Transcribe all of the material exactly.

## ENTRIES
** begin **
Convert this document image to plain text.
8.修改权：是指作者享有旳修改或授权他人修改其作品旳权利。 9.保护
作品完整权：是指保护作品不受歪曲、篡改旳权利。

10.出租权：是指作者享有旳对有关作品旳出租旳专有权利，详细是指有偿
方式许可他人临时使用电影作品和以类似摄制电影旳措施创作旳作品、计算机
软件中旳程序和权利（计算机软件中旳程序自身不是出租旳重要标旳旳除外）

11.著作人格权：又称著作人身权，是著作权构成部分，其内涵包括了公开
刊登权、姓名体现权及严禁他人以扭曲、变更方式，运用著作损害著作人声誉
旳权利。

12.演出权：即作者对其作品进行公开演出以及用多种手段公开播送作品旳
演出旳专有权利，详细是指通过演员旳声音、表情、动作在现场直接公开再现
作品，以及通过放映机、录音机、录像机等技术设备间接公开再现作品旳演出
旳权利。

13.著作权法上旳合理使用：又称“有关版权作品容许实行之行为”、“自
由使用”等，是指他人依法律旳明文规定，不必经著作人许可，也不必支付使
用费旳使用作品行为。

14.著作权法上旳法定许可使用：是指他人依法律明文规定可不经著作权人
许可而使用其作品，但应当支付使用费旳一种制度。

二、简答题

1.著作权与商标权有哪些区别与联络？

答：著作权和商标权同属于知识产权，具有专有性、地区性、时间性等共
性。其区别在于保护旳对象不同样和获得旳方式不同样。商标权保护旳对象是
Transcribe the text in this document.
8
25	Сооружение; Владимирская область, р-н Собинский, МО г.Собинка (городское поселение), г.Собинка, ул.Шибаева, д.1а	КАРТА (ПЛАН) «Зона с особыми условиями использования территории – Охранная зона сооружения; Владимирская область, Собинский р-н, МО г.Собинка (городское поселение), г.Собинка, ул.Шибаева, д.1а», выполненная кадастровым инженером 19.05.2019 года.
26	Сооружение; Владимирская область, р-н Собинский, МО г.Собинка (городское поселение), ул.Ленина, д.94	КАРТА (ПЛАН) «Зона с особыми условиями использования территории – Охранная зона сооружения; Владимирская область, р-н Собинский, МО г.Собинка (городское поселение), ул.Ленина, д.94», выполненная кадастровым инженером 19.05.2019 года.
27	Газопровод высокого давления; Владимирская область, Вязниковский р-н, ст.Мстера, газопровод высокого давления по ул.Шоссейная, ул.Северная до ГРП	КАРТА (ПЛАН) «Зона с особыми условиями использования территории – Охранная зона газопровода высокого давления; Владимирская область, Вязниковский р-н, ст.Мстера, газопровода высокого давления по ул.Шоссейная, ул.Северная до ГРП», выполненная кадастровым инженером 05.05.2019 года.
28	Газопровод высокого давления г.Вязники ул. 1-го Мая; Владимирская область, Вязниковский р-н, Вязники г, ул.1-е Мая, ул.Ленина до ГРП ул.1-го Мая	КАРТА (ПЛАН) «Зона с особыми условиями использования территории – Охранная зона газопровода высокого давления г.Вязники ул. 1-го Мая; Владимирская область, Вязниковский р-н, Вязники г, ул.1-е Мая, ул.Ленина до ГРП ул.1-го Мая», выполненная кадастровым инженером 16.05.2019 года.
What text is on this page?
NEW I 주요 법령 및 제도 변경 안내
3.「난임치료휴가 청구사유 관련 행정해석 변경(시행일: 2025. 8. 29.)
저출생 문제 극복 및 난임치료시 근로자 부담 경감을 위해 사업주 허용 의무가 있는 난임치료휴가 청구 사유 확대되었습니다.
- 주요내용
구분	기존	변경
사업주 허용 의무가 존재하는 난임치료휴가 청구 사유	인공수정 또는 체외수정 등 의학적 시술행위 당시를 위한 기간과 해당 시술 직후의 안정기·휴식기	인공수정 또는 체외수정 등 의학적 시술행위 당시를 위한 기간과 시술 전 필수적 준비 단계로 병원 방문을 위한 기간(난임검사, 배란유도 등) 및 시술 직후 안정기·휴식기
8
** end **
## TASK SOLUTION
Convert this document image to plain text.
8.修改权：是指作者享有旳修改或授权他人修改其作品旳权利。 9.保护
作品完整权：是指保护作品不受歪曲、篡改旳权利。

10.出租权：是指作者享有旳对有关作品旳出租旳专有权利，详细是指有偿
方式许可他人临时使用电影作品和以类似摄制电影旳措施创作旳作品、计算机
软件中旳程序和权利（计算机软件中旳程序自身不是出租旳重要标旳旳除外）

11.著作人格权：又称著作人身权，是著作权构成部分，其内涵包括了公开
刊登权、姓名体现权及严禁他人以扭曲、变更方式，运用著作损害著作人声誉
旳权利。

12.演出权：即作者对其作品进行公开演出以及用多种手段公开播送作品旳
演出旳专有权利，详细是指通过演员旳声音、表情、动作在现场直接公开再现
作品，以及通过放映机、录音机、录像机等技术设备间接公开再现作品旳演出
旳权利。

13.著作权法上旳合理使用：又称“有关版权作品容许实行之行为”、“自
由使用”等，是指他人依法律旳明文规定，不必经著作人许可，也不必支付使
用费旳使用作品行为。

14.著作权法上旳法定许可使用：是指他人依法律明文规定可不经著作权人
许可而使用其作品，但应当支付使用费旳一种制度。

二、简答题

1.著作权与商标权有哪些区别与联络？

答：著作权和商标权同属于知识产权，具有专有性、地区性、时间性等共
性。其区别在于保护旳对象不同样和获得旳方式不同样。商标权保护旳对象是
Transcribe the text in this document.
8
25	Сооружение; Владимирская область, р-н Собинский, МО г.Собинка (городское поселение), г.Собинка, ул.Шибаева, д.1а	КАРТА (ПЛАН) «Зона с особыми условиями использования территории – Охранная зона сооружения; Владимирская область, Собинский р-н, МО г.Собинка (городское поселение), г.Собинка, ул.Шибаева, д.1а», выполненная кадастровым инженером 19.05.2019 года.
26	Сооружение; Владимирская область, р-н Собинский, МО г.Собинка (городское поселение), ул.Ленина, д.94	КАРТА (ПЛАН) «Зона с особыми условиями использования территории – Охранная зона сооружения; Владимирская область, р-н Собинский, МО г.Собинка (городское поселение), ул.Ленина, д.94», выполненная кадастровым инженером 19.05.2019 года.
27	Газопровод высокого давления; Владимирская область, Вязниковский р-н, ст.Мстера, газопровод высокого давления по ул.Шоссейная, ул.Северная до ГРП	КАРТА (ПЛАН) «Зона с особыми условиями использования территории – Охранная зона газопровода высокого давления; Владимирская область, Вязниковский р-н, ст.Мстера, газопровода высокого давления по ул.Шоссейная, ул.Северная до ГРП», выполненная кадастровым инженером 05.05.2019 года.
28	Газопровод высокого давления г.Вязники ул. 1-го Мая; Владимирская область, Вязниковский р-н, Вязники г, ул.1-е Мая, ул.Ленина до ГРП ул.1-го Мая	КАРТА (ПЛАН) «Зона с особыми условиями использования территории – Охранная зона газопровода высокого давления г.Вязники ул. 1-го Мая; Владимирская область, Вязниковский р-н, Вязники г, ул.1-е Мая, ул.Ленина до ГРП ул.1-го Мая», выполненная кадастровым инженером 16.05.2019 года.
What text is on this page?
NEW I 주요 법령 및 제도 변경 안내
3.「난임치료휴가 청구사유 관련 행정해석 변경(시행일: 2025. 8. 29.)
저출생 문제 극복 및 난임치료시 근로자 부담 경감을 위해 사업주 허용 의무가 있는 난임치료휴가 청구 사유 확대되었습니다.
- 주요내용
구분	기존	변경
사업주 허용 의무가 존재하는 난임치료휴가 청구 사유	인공수정 또는 체외수정 등 의학적 시술행위 당시를 위한 기간과 해당 시술 직후의 안정기·휴식기	인공수정 또는 체외수정 등 의학적 시술행위 당시를 위한 기간과 시술 전 필수적 준비 단계로 병원 방문을 위한 기간(난임검사, 배란유도 등) 및 시술 직후 안정기·휴식기
8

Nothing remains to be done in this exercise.